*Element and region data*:
◆ ◆ ◆ ◆ ◆ ◆ ◆
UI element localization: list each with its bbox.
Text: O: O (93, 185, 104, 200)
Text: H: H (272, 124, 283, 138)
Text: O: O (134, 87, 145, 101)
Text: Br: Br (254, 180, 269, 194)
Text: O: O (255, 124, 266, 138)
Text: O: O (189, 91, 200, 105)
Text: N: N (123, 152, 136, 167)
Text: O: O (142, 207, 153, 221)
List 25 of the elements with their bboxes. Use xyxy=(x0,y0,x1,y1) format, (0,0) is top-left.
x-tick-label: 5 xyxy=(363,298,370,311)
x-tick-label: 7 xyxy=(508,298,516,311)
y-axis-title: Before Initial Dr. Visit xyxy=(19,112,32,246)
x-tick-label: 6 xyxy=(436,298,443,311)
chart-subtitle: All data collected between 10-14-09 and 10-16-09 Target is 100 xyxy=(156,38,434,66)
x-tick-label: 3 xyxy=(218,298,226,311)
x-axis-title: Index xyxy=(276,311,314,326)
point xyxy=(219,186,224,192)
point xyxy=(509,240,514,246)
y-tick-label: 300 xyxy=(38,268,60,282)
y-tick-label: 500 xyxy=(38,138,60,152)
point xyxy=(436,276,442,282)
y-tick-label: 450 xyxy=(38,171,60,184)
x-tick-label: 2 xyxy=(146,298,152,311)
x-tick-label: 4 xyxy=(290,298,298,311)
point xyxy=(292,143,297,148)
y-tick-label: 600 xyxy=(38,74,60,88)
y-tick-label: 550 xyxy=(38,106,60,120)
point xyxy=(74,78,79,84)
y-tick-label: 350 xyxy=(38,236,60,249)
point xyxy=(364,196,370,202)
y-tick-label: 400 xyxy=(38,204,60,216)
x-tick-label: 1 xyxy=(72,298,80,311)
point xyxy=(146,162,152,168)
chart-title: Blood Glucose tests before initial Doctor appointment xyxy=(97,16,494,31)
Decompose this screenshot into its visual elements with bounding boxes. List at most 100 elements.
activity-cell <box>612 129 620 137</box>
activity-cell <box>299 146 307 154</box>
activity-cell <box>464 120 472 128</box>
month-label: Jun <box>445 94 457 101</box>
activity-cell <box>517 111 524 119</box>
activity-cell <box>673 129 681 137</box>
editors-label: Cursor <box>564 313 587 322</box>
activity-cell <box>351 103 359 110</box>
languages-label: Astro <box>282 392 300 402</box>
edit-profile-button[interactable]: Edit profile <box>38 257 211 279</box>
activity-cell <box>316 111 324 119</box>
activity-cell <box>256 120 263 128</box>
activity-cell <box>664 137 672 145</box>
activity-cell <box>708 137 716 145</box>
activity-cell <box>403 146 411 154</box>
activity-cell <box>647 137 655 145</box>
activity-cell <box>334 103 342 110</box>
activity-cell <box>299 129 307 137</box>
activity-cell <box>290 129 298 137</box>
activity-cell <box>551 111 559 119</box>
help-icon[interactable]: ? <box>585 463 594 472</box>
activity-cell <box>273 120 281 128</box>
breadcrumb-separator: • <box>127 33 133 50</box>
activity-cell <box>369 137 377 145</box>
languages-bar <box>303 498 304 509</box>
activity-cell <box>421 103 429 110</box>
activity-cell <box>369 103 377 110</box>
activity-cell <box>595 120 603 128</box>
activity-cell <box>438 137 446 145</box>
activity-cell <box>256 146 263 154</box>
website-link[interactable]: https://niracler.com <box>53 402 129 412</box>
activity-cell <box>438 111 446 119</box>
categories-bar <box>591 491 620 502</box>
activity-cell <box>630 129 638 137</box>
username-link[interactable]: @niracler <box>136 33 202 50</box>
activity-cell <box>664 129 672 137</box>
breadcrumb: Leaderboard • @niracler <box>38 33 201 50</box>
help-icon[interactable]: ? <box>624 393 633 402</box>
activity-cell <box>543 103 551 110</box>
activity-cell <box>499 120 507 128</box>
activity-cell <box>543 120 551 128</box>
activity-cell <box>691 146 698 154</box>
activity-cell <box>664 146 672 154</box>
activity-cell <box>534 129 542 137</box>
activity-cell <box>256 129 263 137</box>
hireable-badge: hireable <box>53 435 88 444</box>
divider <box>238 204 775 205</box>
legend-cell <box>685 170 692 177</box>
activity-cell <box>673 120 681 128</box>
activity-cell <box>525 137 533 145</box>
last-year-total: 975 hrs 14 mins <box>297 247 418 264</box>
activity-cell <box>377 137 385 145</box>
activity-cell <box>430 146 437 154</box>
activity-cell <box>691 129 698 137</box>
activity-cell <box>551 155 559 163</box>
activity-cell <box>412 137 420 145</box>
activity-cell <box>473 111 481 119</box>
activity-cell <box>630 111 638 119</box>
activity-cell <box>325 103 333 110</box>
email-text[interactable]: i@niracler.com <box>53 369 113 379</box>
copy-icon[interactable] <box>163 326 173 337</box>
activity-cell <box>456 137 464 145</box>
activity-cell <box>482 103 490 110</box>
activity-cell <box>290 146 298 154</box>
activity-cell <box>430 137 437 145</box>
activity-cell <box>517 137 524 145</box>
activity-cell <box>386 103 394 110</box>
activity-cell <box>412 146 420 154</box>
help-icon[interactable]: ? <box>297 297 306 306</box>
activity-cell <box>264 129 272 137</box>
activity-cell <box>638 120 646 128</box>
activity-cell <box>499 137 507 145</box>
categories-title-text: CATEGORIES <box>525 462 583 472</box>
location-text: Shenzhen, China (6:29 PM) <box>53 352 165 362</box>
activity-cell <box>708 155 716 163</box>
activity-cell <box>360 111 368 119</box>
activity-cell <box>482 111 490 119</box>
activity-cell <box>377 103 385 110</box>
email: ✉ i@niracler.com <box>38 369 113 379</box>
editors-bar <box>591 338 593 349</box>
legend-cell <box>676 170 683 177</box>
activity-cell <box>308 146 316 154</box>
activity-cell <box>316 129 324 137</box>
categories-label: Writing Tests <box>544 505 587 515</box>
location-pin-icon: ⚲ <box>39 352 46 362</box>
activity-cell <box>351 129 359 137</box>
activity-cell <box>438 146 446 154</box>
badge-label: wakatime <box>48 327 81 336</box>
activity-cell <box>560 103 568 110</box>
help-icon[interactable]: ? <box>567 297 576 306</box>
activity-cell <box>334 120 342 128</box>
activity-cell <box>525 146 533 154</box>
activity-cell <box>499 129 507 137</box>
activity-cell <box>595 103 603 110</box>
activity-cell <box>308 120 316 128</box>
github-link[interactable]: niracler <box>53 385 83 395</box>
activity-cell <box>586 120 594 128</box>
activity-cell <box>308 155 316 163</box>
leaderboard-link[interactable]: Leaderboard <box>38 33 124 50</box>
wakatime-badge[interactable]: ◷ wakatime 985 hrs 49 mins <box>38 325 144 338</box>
◆ ◆ ◆ ◆ ◆ ◆ ◆
*TASK DIRECTIONS*:
Copy the material above line for line, keeping every character unchanged.

*RESPONSE TO THE EXERCISE*:
UI element localization: list each with its bbox.
Text: O: O (93, 185, 104, 200)
Text: H: H (272, 124, 283, 138)
Text: O: O (134, 87, 145, 101)
Text: Br: Br (254, 180, 269, 194)
Text: O: O (255, 124, 266, 138)
Text: O: O (189, 91, 200, 105)
Text: N: N (123, 152, 136, 167)
Text: O: O (142, 207, 153, 221)
List 25 of the elements with their bboxes. Use xyxy=(x0,y0,x1,y1) format, (0,0) is top-left.
x-tick-label: 5 xyxy=(363,298,370,311)
x-tick-label: 7 xyxy=(508,298,516,311)
y-axis-title: Before Initial Dr. Visit xyxy=(19,112,32,246)
x-tick-label: 6 xyxy=(436,298,443,311)
chart-subtitle: All data collected between 10-14-09 and 10-16-09 Target is 100 xyxy=(156,38,434,66)
x-tick-label: 3 xyxy=(218,298,226,311)
x-axis-title: Index xyxy=(276,311,314,326)
point xyxy=(219,186,224,192)
point xyxy=(509,240,514,246)
y-tick-label: 300 xyxy=(38,268,60,282)
y-tick-label: 500 xyxy=(38,138,60,152)
point xyxy=(436,276,442,282)
y-tick-label: 450 xyxy=(38,171,60,184)
x-tick-label: 2 xyxy=(146,298,152,311)
x-tick-label: 4 xyxy=(290,298,298,311)
point xyxy=(292,143,297,148)
y-tick-label: 600 xyxy=(38,74,60,88)
y-tick-label: 550 xyxy=(38,106,60,120)
point xyxy=(74,78,79,84)
y-tick-label: 350 xyxy=(38,236,60,249)
point xyxy=(364,196,370,202)
y-tick-label: 400 xyxy=(38,204,60,216)
x-tick-label: 1 xyxy=(72,298,80,311)
point xyxy=(146,162,152,168)
chart-title: Blood Glucose tests before initial Doctor appointment xyxy=(97,16,494,31)
Decompose this screenshot into its visual elements with bounding boxes. List at most 100 elements.
activity-cell <box>612 129 620 137</box>
activity-cell <box>299 146 307 154</box>
activity-cell <box>464 120 472 128</box>
month-label: Jun <box>445 94 457 101</box>
activity-cell <box>517 111 524 119</box>
activity-cell <box>673 129 681 137</box>
editors-label: Cursor <box>564 313 587 322</box>
activity-cell <box>351 103 359 110</box>
languages-label: Astro <box>282 392 300 402</box>
edit-profile-button[interactable]: Edit profile <box>38 257 211 279</box>
activity-cell <box>316 111 324 119</box>
activity-cell <box>256 120 263 128</box>
activity-cell <box>664 137 672 145</box>
activity-cell <box>708 137 716 145</box>
activity-cell <box>403 146 411 154</box>
activity-cell <box>647 137 655 145</box>
activity-cell <box>334 103 342 110</box>
activity-cell <box>299 129 307 137</box>
activity-cell <box>290 129 298 137</box>
activity-cell <box>551 111 559 119</box>
help-icon[interactable]: ? <box>585 463 594 472</box>
activity-cell <box>273 120 281 128</box>
breadcrumb-separator: • <box>127 33 133 50</box>
activity-cell <box>369 137 377 145</box>
languages-bar <box>303 498 304 509</box>
activity-cell <box>421 103 429 110</box>
activity-cell <box>369 103 377 110</box>
activity-cell <box>595 120 603 128</box>
activity-cell <box>438 137 446 145</box>
activity-cell <box>256 146 263 154</box>
website-link[interactable]: https://niracler.com <box>53 402 129 412</box>
activity-cell <box>438 111 446 119</box>
categories-bar <box>591 491 620 502</box>
activity-cell <box>630 129 638 137</box>
username-link[interactable]: @niracler <box>136 33 202 50</box>
activity-cell <box>664 129 672 137</box>
breadcrumb: Leaderboard • @niracler <box>38 33 201 50</box>
help-icon[interactable]: ? <box>624 393 633 402</box>
activity-cell <box>543 103 551 110</box>
activity-cell <box>499 120 507 128</box>
activity-cell <box>543 120 551 128</box>
activity-cell <box>691 146 698 154</box>
activity-cell <box>664 146 672 154</box>
activity-cell <box>534 129 542 137</box>
activity-cell <box>256 129 263 137</box>
hireable-badge: hireable <box>53 435 88 444</box>
divider <box>238 204 775 205</box>
legend-cell <box>685 170 692 177</box>
activity-cell <box>673 120 681 128</box>
activity-cell <box>525 137 533 145</box>
last-year-total: 975 hrs 14 mins <box>297 247 418 264</box>
activity-cell <box>377 137 385 145</box>
activity-cell <box>430 146 437 154</box>
activity-cell <box>691 129 698 137</box>
activity-cell <box>551 155 559 163</box>
activity-cell <box>412 137 420 145</box>
activity-cell <box>473 111 481 119</box>
activity-cell <box>630 111 638 119</box>
activity-cell <box>325 103 333 110</box>
email-text[interactable]: i@niracler.com <box>53 369 113 379</box>
copy-icon[interactable] <box>163 326 173 337</box>
activity-cell <box>456 137 464 145</box>
activity-cell <box>482 103 490 110</box>
activity-cell <box>290 146 298 154</box>
activity-cell <box>430 137 437 145</box>
activity-cell <box>517 137 524 145</box>
activity-cell <box>386 103 394 110</box>
activity-cell <box>412 146 420 154</box>
help-icon[interactable]: ? <box>297 297 306 306</box>
activity-cell <box>264 129 272 137</box>
activity-cell <box>638 120 646 128</box>
activity-cell <box>499 137 507 145</box>
categories-title-text: CATEGORIES <box>525 462 583 472</box>
location-text: Shenzhen, China (6:29 PM) <box>53 352 165 362</box>
activity-cell <box>708 155 716 163</box>
activity-cell <box>360 111 368 119</box>
activity-cell <box>482 111 490 119</box>
activity-cell <box>377 103 385 110</box>
email: ✉ i@niracler.com <box>38 369 113 379</box>
editors-bar <box>591 338 593 349</box>
legend-cell <box>676 170 683 177</box>
activity-cell <box>308 146 316 154</box>
activity-cell <box>316 129 324 137</box>
categories-label: Writing Tests <box>544 505 587 515</box>
location-pin-icon: ⚲ <box>39 352 46 362</box>
activity-cell <box>351 129 359 137</box>
activity-cell <box>438 146 446 154</box>
badge-label: wakatime <box>48 327 81 336</box>
activity-cell <box>560 103 568 110</box>
help-icon[interactable]: ? <box>567 297 576 306</box>
activity-cell <box>334 120 342 128</box>
activity-cell <box>525 146 533 154</box>
activity-cell <box>499 129 507 137</box>
activity-cell <box>595 103 603 110</box>
activity-cell <box>308 120 316 128</box>
github-link[interactable]: niracler <box>53 385 83 395</box>
activity-cell <box>586 120 594 128</box>
activity-cell <box>308 155 316 163</box>
leaderboard-link[interactable]: Leaderboard <box>38 33 124 50</box>
wakatime-badge[interactable]: ◷ wakatime 985 hrs 49 mins <box>38 325 144 338</box>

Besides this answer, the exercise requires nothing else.